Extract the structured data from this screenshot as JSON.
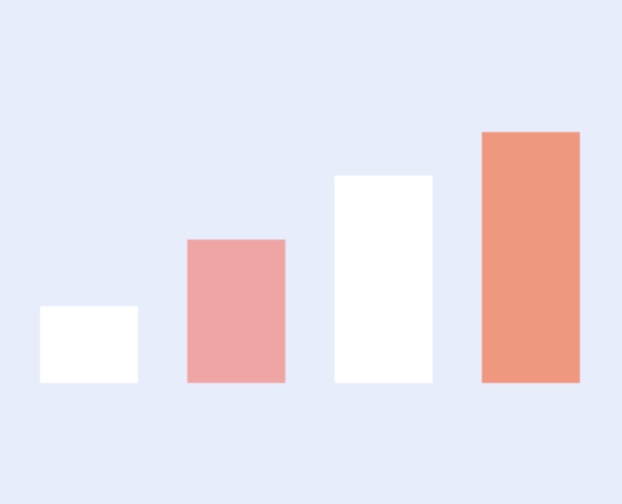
{
  "colors": {
    "background": "#e7edfb",
    "bars": [
      "#ffffff",
      "#f0a5a5",
      "#ffffff",
      "#f0977f"
    ]
  },
  "chart_data": {
    "type": "bar",
    "categories": [
      "",
      "",
      "",
      ""
    ],
    "values": [
      3,
      5.6,
      8.1,
      9.8
    ],
    "title": "",
    "xlabel": "",
    "ylabel": "",
    "ylim": [
      0,
      10
    ],
    "grid": false,
    "legend": "none"
  }
}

→ **Task**
The material above holds pictures; copy everything else in it exactly.

→ **Answer to the task**
Extract the structured data from this screenshot as JSON.
{
  "colors": {
    "background": "#e7edfb",
    "bars": [
      "#ffffff",
      "#f0a5a5",
      "#ffffff",
      "#f0977f"
    ]
  },
  "chart_data": {
    "type": "bar",
    "categories": [
      "",
      "",
      "",
      ""
    ],
    "values": [
      3,
      5.6,
      8.1,
      9.8
    ],
    "title": "",
    "xlabel": "",
    "ylabel": "",
    "ylim": [
      0,
      10
    ],
    "grid": false,
    "legend": "none"
  }
}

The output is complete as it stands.